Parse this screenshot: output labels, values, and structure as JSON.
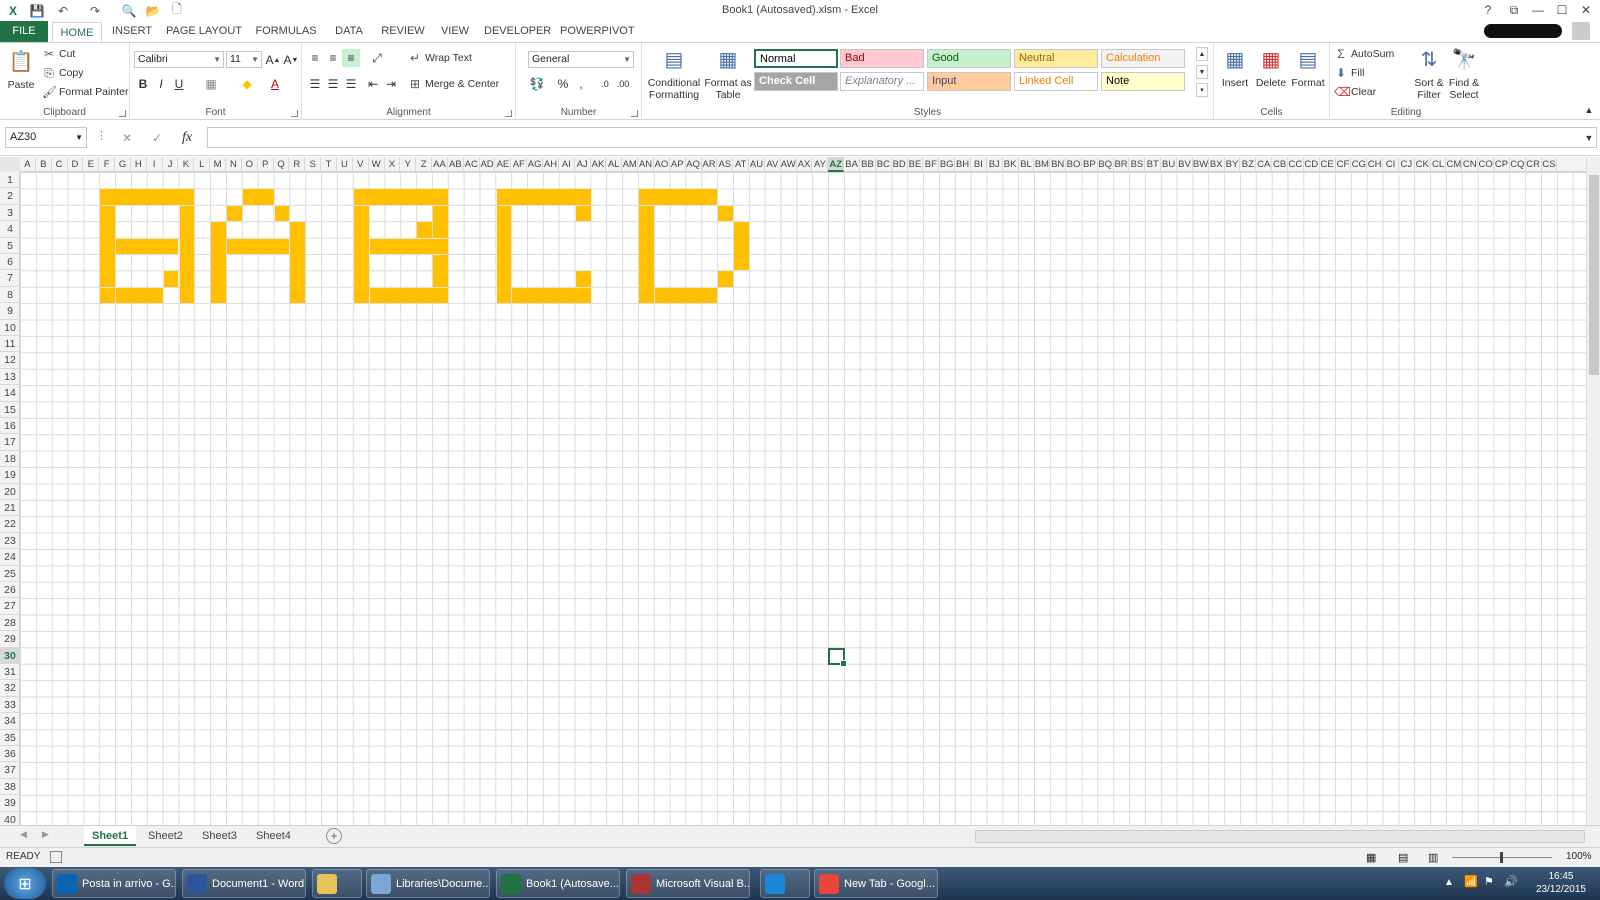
{
  "window": {
    "title": "Book1 (Autosaved).xlsm - Excel",
    "help": "?",
    "restore": "⧉",
    "minimize": "—",
    "maximize": "☐",
    "close": "✕"
  },
  "ribbon_tabs": [
    "FILE",
    "HOME",
    "INSERT",
    "PAGE LAYOUT",
    "FORMULAS",
    "DATA",
    "REVIEW",
    "VIEW",
    "DEVELOPER",
    "POWERPIVOT"
  ],
  "clipboard": {
    "paste": "Paste",
    "cut": "Cut",
    "copy": "Copy",
    "format_painter": "Format Painter",
    "label": "Clipboard"
  },
  "font": {
    "name": "Calibri",
    "size": "11",
    "label": "Font",
    "bold": "B",
    "italic": "I",
    "underline": "U"
  },
  "alignment": {
    "wrap": "Wrap Text",
    "merge": "Merge & Center",
    "label": "Alignment"
  },
  "number": {
    "format": "General",
    "percent": "%",
    "comma": ",",
    "label": "Number"
  },
  "styles": {
    "conditional": "Conditional Formatting",
    "format_table": "Format as Table",
    "label": "Styles",
    "cells": [
      {
        "name": "Normal",
        "bg": "#ffffff",
        "fg": "#000000"
      },
      {
        "name": "Bad",
        "bg": "#ffc7ce",
        "fg": "#9c0006"
      },
      {
        "name": "Good",
        "bg": "#c6efce",
        "fg": "#006100"
      },
      {
        "name": "Neutral",
        "bg": "#ffeb9c",
        "fg": "#9c6500"
      },
      {
        "name": "Calculation",
        "bg": "#f2f2f2",
        "fg": "#fa7d00"
      },
      {
        "name": "Check Cell",
        "bg": "#a5a5a5",
        "fg": "#ffffff"
      },
      {
        "name": "Explanatory ...",
        "bg": "#ffffff",
        "fg": "#7f7f7f"
      },
      {
        "name": "Input",
        "bg": "#ffcc99",
        "fg": "#3f3f76"
      },
      {
        "name": "Linked Cell",
        "bg": "#ffffff",
        "fg": "#fa7d00"
      },
      {
        "name": "Note",
        "bg": "#ffffcc",
        "fg": "#000000"
      }
    ]
  },
  "cells_group": {
    "insert": "Insert",
    "delete": "Delete",
    "format": "Format",
    "label": "Cells"
  },
  "editing": {
    "autosum": "AutoSum",
    "fill": "Fill",
    "clear": "Clear",
    "sort": "Sort & Filter",
    "find": "Find & Select",
    "label": "Editing"
  },
  "formula_bar": {
    "name_box": "AZ30",
    "fx": "fx",
    "value": ""
  },
  "columns": [
    "A",
    "B",
    "C",
    "D",
    "E",
    "F",
    "G",
    "H",
    "I",
    "J",
    "K",
    "L",
    "M",
    "N",
    "O",
    "P",
    "Q",
    "R",
    "S",
    "T",
    "U",
    "V",
    "W",
    "X",
    "Y",
    "Z",
    "AA",
    "AB",
    "AC",
    "AD",
    "AE",
    "AF",
    "AG",
    "AH",
    "AI",
    "AJ",
    "AK",
    "AL",
    "AM",
    "AN",
    "AO",
    "AP",
    "AQ",
    "AR",
    "AS",
    "AT",
    "AU",
    "AV",
    "AW",
    "AX",
    "AY",
    "AZ",
    "BA",
    "BB",
    "BC",
    "BD",
    "BE",
    "BF",
    "BG",
    "BH",
    "BI",
    "BJ",
    "BK",
    "BL",
    "BM",
    "BN",
    "BO",
    "BP",
    "BQ",
    "BR",
    "BS",
    "BT",
    "BU",
    "BV",
    "BW",
    "BX",
    "BY",
    "BZ",
    "CA",
    "CB",
    "CC",
    "CD",
    "CE",
    "CF",
    "CG",
    "CH",
    "CI",
    "CJ",
    "CK",
    "CL",
    "CM",
    "CN",
    "CO",
    "CP",
    "CQ",
    "CR",
    "CS"
  ],
  "selected_column": "AZ",
  "selected_row": 30,
  "rows": 40,
  "fill_color": "#ffc000",
  "sheets": [
    "Sheet1",
    "Sheet2",
    "Sheet3",
    "Sheet4"
  ],
  "active_sheet": "Sheet1",
  "status": {
    "mode": "READY",
    "zoom": "100%"
  },
  "taskbar": [
    {
      "label": "Posta in arrivo - G...",
      "icon": "outlook-icon",
      "color": "#0a64b4"
    },
    {
      "label": "Document1 - Word",
      "icon": "word-icon",
      "color": "#2b579a"
    },
    {
      "label": "",
      "icon": "explorer-icon",
      "color": "#e8c35a"
    },
    {
      "label": "Libraries\\Docume...",
      "icon": "folder-icon",
      "color": "#7aa7d8"
    },
    {
      "label": "Book1 (Autosave...",
      "icon": "excel-icon",
      "color": "#217346"
    },
    {
      "label": "Microsoft Visual B...",
      "icon": "vba-icon",
      "color": "#a33"
    },
    {
      "label": "",
      "icon": "ie-icon",
      "color": "#1b88d6"
    },
    {
      "label": "New Tab - Googl...",
      "icon": "chrome-icon",
      "color": "#e8453c"
    }
  ],
  "clock": {
    "time": "16:45",
    "date": "23/12/2015"
  }
}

_What to work on_
Give an exact reproduction of every line, leaving out any picture.

_Written solution_
Parse this screenshot: output labels, values, and structure as JSON.
{
  "window": {
    "title": "Book1 (Autosaved).xlsm - Excel",
    "help": "?",
    "restore": "⧉",
    "minimize": "—",
    "maximize": "☐",
    "close": "✕"
  },
  "ribbon_tabs": [
    "FILE",
    "HOME",
    "INSERT",
    "PAGE LAYOUT",
    "FORMULAS",
    "DATA",
    "REVIEW",
    "VIEW",
    "DEVELOPER",
    "POWERPIVOT"
  ],
  "clipboard": {
    "paste": "Paste",
    "cut": "Cut",
    "copy": "Copy",
    "format_painter": "Format Painter",
    "label": "Clipboard"
  },
  "font": {
    "name": "Calibri",
    "size": "11",
    "label": "Font",
    "bold": "B",
    "italic": "I",
    "underline": "U"
  },
  "alignment": {
    "wrap": "Wrap Text",
    "merge": "Merge & Center",
    "label": "Alignment"
  },
  "number": {
    "format": "General",
    "percent": "%",
    "comma": ",",
    "label": "Number"
  },
  "styles": {
    "conditional": "Conditional Formatting",
    "format_table": "Format as Table",
    "label": "Styles",
    "cells": [
      {
        "name": "Normal",
        "bg": "#ffffff",
        "fg": "#000000"
      },
      {
        "name": "Bad",
        "bg": "#ffc7ce",
        "fg": "#9c0006"
      },
      {
        "name": "Good",
        "bg": "#c6efce",
        "fg": "#006100"
      },
      {
        "name": "Neutral",
        "bg": "#ffeb9c",
        "fg": "#9c6500"
      },
      {
        "name": "Calculation",
        "bg": "#f2f2f2",
        "fg": "#fa7d00"
      },
      {
        "name": "Check Cell",
        "bg": "#a5a5a5",
        "fg": "#ffffff"
      },
      {
        "name": "Explanatory ...",
        "bg": "#ffffff",
        "fg": "#7f7f7f"
      },
      {
        "name": "Input",
        "bg": "#ffcc99",
        "fg": "#3f3f76"
      },
      {
        "name": "Linked Cell",
        "bg": "#ffffff",
        "fg": "#fa7d00"
      },
      {
        "name": "Note",
        "bg": "#ffffcc",
        "fg": "#000000"
      }
    ]
  },
  "cells_group": {
    "insert": "Insert",
    "delete": "Delete",
    "format": "Format",
    "label": "Cells"
  },
  "editing": {
    "autosum": "AutoSum",
    "fill": "Fill",
    "clear": "Clear",
    "sort": "Sort & Filter",
    "find": "Find & Select",
    "label": "Editing"
  },
  "formula_bar": {
    "name_box": "AZ30",
    "fx": "fx",
    "value": ""
  },
  "columns": [
    "A",
    "B",
    "C",
    "D",
    "E",
    "F",
    "G",
    "H",
    "I",
    "J",
    "K",
    "L",
    "M",
    "N",
    "O",
    "P",
    "Q",
    "R",
    "S",
    "T",
    "U",
    "V",
    "W",
    "X",
    "Y",
    "Z",
    "AA",
    "AB",
    "AC",
    "AD",
    "AE",
    "AF",
    "AG",
    "AH",
    "AI",
    "AJ",
    "AK",
    "AL",
    "AM",
    "AN",
    "AO",
    "AP",
    "AQ",
    "AR",
    "AS",
    "AT",
    "AU",
    "AV",
    "AW",
    "AX",
    "AY",
    "AZ",
    "BA",
    "BB",
    "BC",
    "BD",
    "BE",
    "BF",
    "BG",
    "BH",
    "BI",
    "BJ",
    "BK",
    "BL",
    "BM",
    "BN",
    "BO",
    "BP",
    "BQ",
    "BR",
    "BS",
    "BT",
    "BU",
    "BV",
    "BW",
    "BX",
    "BY",
    "BZ",
    "CA",
    "CB",
    "CC",
    "CD",
    "CE",
    "CF",
    "CG",
    "CH",
    "CI",
    "CJ",
    "CK",
    "CL",
    "CM",
    "CN",
    "CO",
    "CP",
    "CQ",
    "CR",
    "CS"
  ],
  "selected_column": "AZ",
  "selected_row": 30,
  "rows": 40,
  "fill_color": "#ffc000",
  "sheets": [
    "Sheet1",
    "Sheet2",
    "Sheet3",
    "Sheet4"
  ],
  "active_sheet": "Sheet1",
  "status": {
    "mode": "READY",
    "zoom": "100%"
  },
  "taskbar": [
    {
      "label": "Posta in arrivo - G...",
      "icon": "outlook-icon",
      "color": "#0a64b4"
    },
    {
      "label": "Document1 - Word",
      "icon": "word-icon",
      "color": "#2b579a"
    },
    {
      "label": "",
      "icon": "explorer-icon",
      "color": "#e8c35a"
    },
    {
      "label": "Libraries\\Docume...",
      "icon": "folder-icon",
      "color": "#7aa7d8"
    },
    {
      "label": "Book1 (Autosave...",
      "icon": "excel-icon",
      "color": "#217346"
    },
    {
      "label": "Microsoft Visual B...",
      "icon": "vba-icon",
      "color": "#a33"
    },
    {
      "label": "",
      "icon": "ie-icon",
      "color": "#1b88d6"
    },
    {
      "label": "New Tab - Googl...",
      "icon": "chrome-icon",
      "color": "#e8453c"
    }
  ],
  "clock": {
    "time": "16:45",
    "date": "23/12/2015"
  }
}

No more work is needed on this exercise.